#### ENTRIES

════════

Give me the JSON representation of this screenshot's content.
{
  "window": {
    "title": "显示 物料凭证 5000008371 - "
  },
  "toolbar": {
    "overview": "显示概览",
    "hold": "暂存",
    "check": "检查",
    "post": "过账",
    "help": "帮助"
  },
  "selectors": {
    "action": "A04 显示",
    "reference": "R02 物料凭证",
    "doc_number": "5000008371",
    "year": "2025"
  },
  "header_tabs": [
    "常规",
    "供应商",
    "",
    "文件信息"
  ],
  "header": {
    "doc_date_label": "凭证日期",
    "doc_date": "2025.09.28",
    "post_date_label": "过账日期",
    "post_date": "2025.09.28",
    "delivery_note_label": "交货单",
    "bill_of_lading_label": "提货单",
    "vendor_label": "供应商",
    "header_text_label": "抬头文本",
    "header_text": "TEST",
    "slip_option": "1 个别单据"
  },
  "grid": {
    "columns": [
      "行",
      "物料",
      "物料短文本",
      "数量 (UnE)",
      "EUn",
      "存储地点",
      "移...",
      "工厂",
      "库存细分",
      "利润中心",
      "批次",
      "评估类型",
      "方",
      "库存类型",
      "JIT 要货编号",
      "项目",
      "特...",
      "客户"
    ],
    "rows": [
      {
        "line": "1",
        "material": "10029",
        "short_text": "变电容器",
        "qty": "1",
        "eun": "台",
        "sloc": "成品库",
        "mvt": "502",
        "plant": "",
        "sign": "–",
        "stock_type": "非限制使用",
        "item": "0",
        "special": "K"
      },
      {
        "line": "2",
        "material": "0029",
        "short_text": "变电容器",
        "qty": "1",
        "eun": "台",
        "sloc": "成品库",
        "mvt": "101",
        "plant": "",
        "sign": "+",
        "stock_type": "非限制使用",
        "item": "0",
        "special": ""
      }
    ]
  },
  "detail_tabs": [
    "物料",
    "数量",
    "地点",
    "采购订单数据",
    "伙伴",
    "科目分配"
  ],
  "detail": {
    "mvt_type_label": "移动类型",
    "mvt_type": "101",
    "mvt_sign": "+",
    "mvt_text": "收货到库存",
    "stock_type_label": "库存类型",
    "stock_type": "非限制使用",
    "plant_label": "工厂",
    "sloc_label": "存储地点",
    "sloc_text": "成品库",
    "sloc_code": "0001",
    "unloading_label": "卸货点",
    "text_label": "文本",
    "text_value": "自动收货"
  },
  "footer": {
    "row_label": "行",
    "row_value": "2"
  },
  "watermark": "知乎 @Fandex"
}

════════

#### EXERCISE
Return all of the entries exactly as written.

#### COMPLETE RESPONSE
Give me the JSON representation of this screenshot's content.
{
  "window": {
    "title": "显示 物料凭证 5000008371 - "
  },
  "toolbar": {
    "overview": "显示概览",
    "hold": "暂存",
    "check": "检查",
    "post": "过账",
    "help": "帮助"
  },
  "selectors": {
    "action": "A04 显示",
    "reference": "R02 物料凭证",
    "doc_number": "5000008371",
    "year": "2025"
  },
  "header_tabs": [
    "常规",
    "供应商",
    "",
    "文件信息"
  ],
  "header": {
    "doc_date_label": "凭证日期",
    "doc_date": "2025.09.28",
    "post_date_label": "过账日期",
    "post_date": "2025.09.28",
    "delivery_note_label": "交货单",
    "bill_of_lading_label": "提货单",
    "vendor_label": "供应商",
    "header_text_label": "抬头文本",
    "header_text": "TEST",
    "slip_option": "1 个别单据"
  },
  "grid": {
    "columns": [
      "行",
      "物料",
      "物料短文本",
      "数量 (UnE)",
      "EUn",
      "存储地点",
      "移...",
      "工厂",
      "库存细分",
      "利润中心",
      "批次",
      "评估类型",
      "方",
      "库存类型",
      "JIT 要货编号",
      "项目",
      "特...",
      "客户"
    ],
    "rows": [
      {
        "line": "1",
        "material": "10029",
        "short_text": "变电容器",
        "qty": "1",
        "eun": "台",
        "sloc": "成品库",
        "mvt": "502",
        "plant": "",
        "sign": "–",
        "stock_type": "非限制使用",
        "item": "0",
        "special": "K"
      },
      {
        "line": "2",
        "material": "0029",
        "short_text": "变电容器",
        "qty": "1",
        "eun": "台",
        "sloc": "成品库",
        "mvt": "101",
        "plant": "",
        "sign": "+",
        "stock_type": "非限制使用",
        "item": "0",
        "special": ""
      }
    ]
  },
  "detail_tabs": [
    "物料",
    "数量",
    "地点",
    "采购订单数据",
    "伙伴",
    "科目分配"
  ],
  "detail": {
    "mvt_type_label": "移动类型",
    "mvt_type": "101",
    "mvt_sign": "+",
    "mvt_text": "收货到库存",
    "stock_type_label": "库存类型",
    "stock_type": "非限制使用",
    "plant_label": "工厂",
    "sloc_label": "存储地点",
    "sloc_text": "成品库",
    "sloc_code": "0001",
    "unloading_label": "卸货点",
    "text_label": "文本",
    "text_value": "自动收货"
  },
  "footer": {
    "row_label": "行",
    "row_value": "2"
  },
  "watermark": "知乎 @Fandex"
}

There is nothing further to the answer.